Provided records:
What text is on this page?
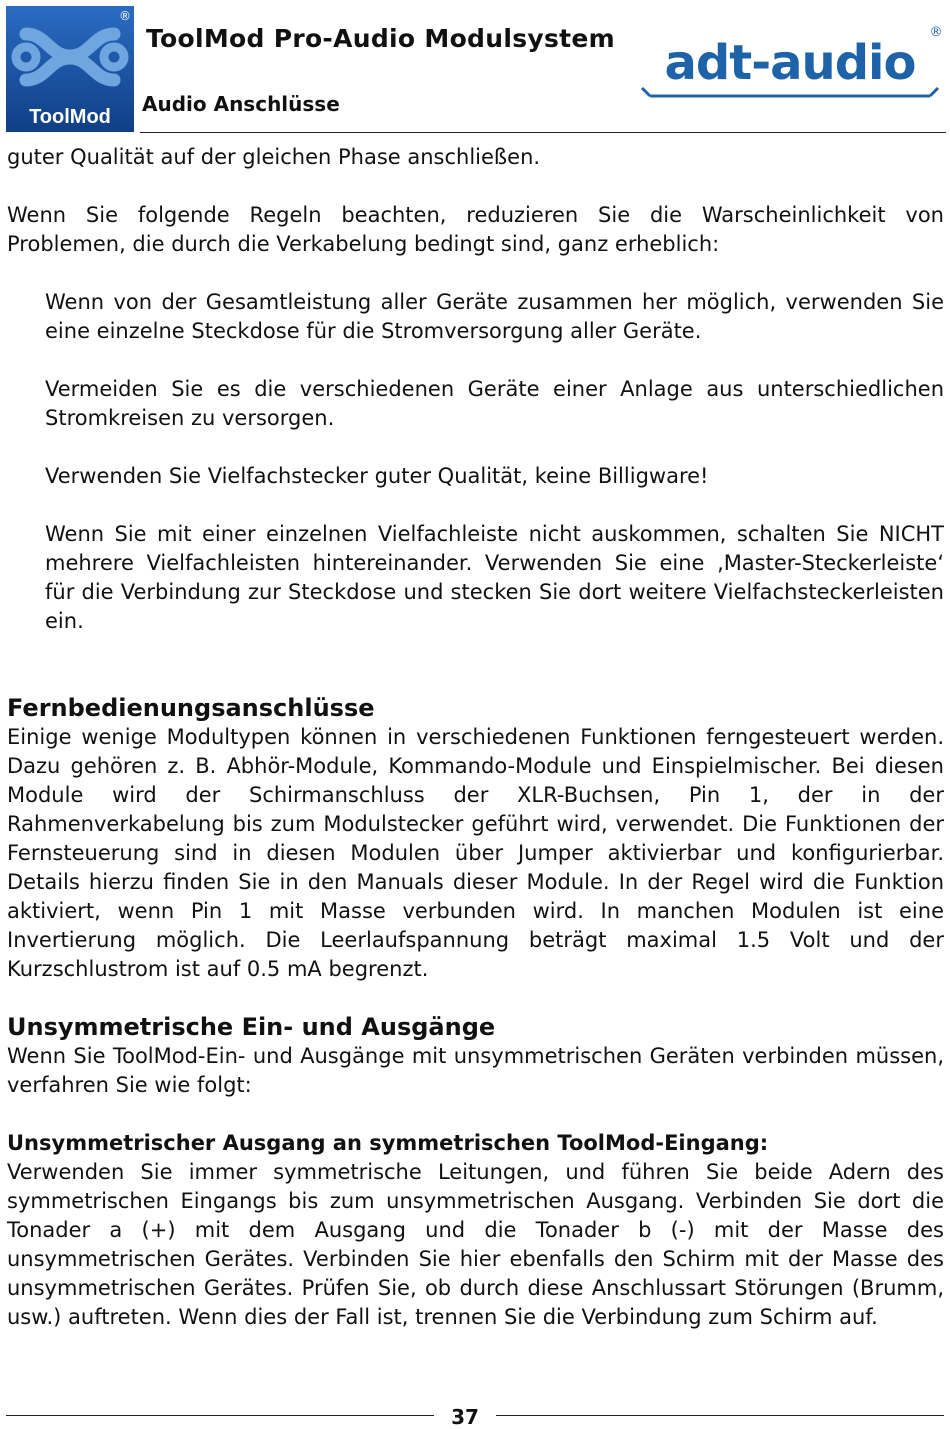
ToolMod
®
ToolMod Pro-Audio Modulsystem
Audio Anschlüsse
adt-audio
®

guter Qualität auf der gleichen Phase anschließen.

Wenn Sie folgende Regeln beachten, reduzieren Sie die Warscheinlichkeit von Problemen, die durch die Verkabelung bedingt sind, ganz erheblich:

Wenn von der Gesamtleistung aller Geräte zusammen her möglich, verwenden Sie eine einzelne Steckdose für die Stromversorgung aller Geräte.

Vermeiden Sie es die verschiedenen Geräte einer Anlage aus unterschiedlichen Stromkreisen zu versorgen.

Verwenden Sie Vielfachstecker guter Qualität, keine Billigware!

Wenn Sie mit einer einzelnen Vielfachleiste nicht auskommen, schalten Sie NICHT mehrere Vielfachleisten hintereinander. Verwenden Sie eine ‚Master-Steckerleiste‘ für die Verbindung zur Steckdose und stecken Sie dort weitere Vielfachsteckerleisten ein.

Fernbedienungsanschlüsse

Einige wenige Modultypen können in verschiedenen Funktionen ferngesteuert werden. Dazu gehören z. B. Abhör-Module, Kommando-Module und Einspielmischer. Bei diesen Module wird der Schirmanschluss der XLR-Buchsen, Pin 1, der in der Rahmenverkabelung bis zum Modulstecker geführt wird, verwendet. Die Funktionen der Fernsteuerung sind in diesen Modulen über Jumper aktivierbar und konfigurierbar. Details hierzu finden Sie in den Manuals dieser Module. In der Regel wird die Funktion aktiviert, wenn Pin 1 mit Masse verbunden wird. In manchen Modulen ist eine Invertierung möglich. Die Leerlaufspannung beträgt maximal 1.5 Volt und der Kurzschlustrom ist auf 0.5 mA begrenzt.

Unsymmetrische Ein- und Ausgänge

Wenn Sie ToolMod-Ein- und Ausgänge mit unsymmetrischen Geräten verbinden müssen, verfahren Sie wie folgt:

Unsymmetrischer Ausgang an symmetrischen ToolMod-Eingang:

Verwenden Sie immer symmetrische Leitungen, und führen Sie beide Adern des symmetrischen Eingangs bis zum unsymmetrischen Ausgang. Verbinden Sie dort die Tonader a (+) mit dem Ausgang und die Tonader b (-) mit der Masse des unsymmetrischen Gerätes. Verbinden Sie hier ebenfalls den Schirm mit der Masse des unsymmetrischen Gerätes. Prüfen Sie, ob durch diese Anschlussart Störungen (Brumm, usw.) auftreten. Wenn dies der Fall ist, trennen Sie die Verbindung zum Schirm auf.

37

Written instruction: The pictures should not be reproduced; quote all of the other material exactly.

Exercise solution:
What text is on this page?
ToolMod
®
ToolMod Pro-Audio Modulsystem
Audio Anschlüsse
adt-audio
®

guter Qualität auf der gleichen Phase anschließen.

Wenn Sie folgende Regeln beachten, reduzieren Sie die Warscheinlichkeit von Problemen, die durch die Verkabelung bedingt sind, ganz erheblich:

Wenn von der Gesamtleistung aller Geräte zusammen her möglich, verwenden Sie eine einzelne Steckdose für die Stromversorgung aller Geräte.

Vermeiden Sie es die verschiedenen Geräte einer Anlage aus unterschiedlichen Stromkreisen zu versorgen.

Verwenden Sie Vielfachstecker guter Qualität, keine Billigware!

Wenn Sie mit einer einzelnen Vielfachleiste nicht auskommen, schalten Sie NICHT mehrere Vielfachleisten hintereinander. Verwenden Sie eine ‚Master-Steckerleiste‘ für die Verbindung zur Steckdose und stecken Sie dort weitere Vielfachsteckerleisten ein.

Fernbedienungsanschlüsse

Einige wenige Modultypen können in verschiedenen Funktionen ferngesteuert werden. Dazu gehören z. B. Abhör-Module, Kommando-Module und Einspielmischer. Bei diesen Module wird der Schirmanschluss der XLR-Buchsen, Pin 1, der in der Rahmenverkabelung bis zum Modulstecker geführt wird, verwendet. Die Funktionen der Fernsteuerung sind in diesen Modulen über Jumper aktivierbar und konfigurierbar. Details hierzu finden Sie in den Manuals dieser Module. In der Regel wird die Funktion aktiviert, wenn Pin 1 mit Masse verbunden wird. In manchen Modulen ist eine Invertierung möglich. Die Leerlaufspannung beträgt maximal 1.5 Volt und der Kurzschlustrom ist auf 0.5 mA begrenzt.

Unsymmetrische Ein- und Ausgänge

Wenn Sie ToolMod-Ein- und Ausgänge mit unsymmetrischen Geräten verbinden müssen, verfahren Sie wie folgt:

Unsymmetrischer Ausgang an symmetrischen ToolMod-Eingang:

Verwenden Sie immer symmetrische Leitungen, und führen Sie beide Adern des symmetrischen Eingangs bis zum unsymmetrischen Ausgang. Verbinden Sie dort die Tonader a (+) mit dem Ausgang und die Tonader b (-) mit der Masse des unsymmetrischen Gerätes. Verbinden Sie hier ebenfalls den Schirm mit der Masse des unsymmetrischen Gerätes. Prüfen Sie, ob durch diese Anschlussart Störungen (Brumm, usw.) auftreten. Wenn dies der Fall ist, trennen Sie die Verbindung zum Schirm auf.

37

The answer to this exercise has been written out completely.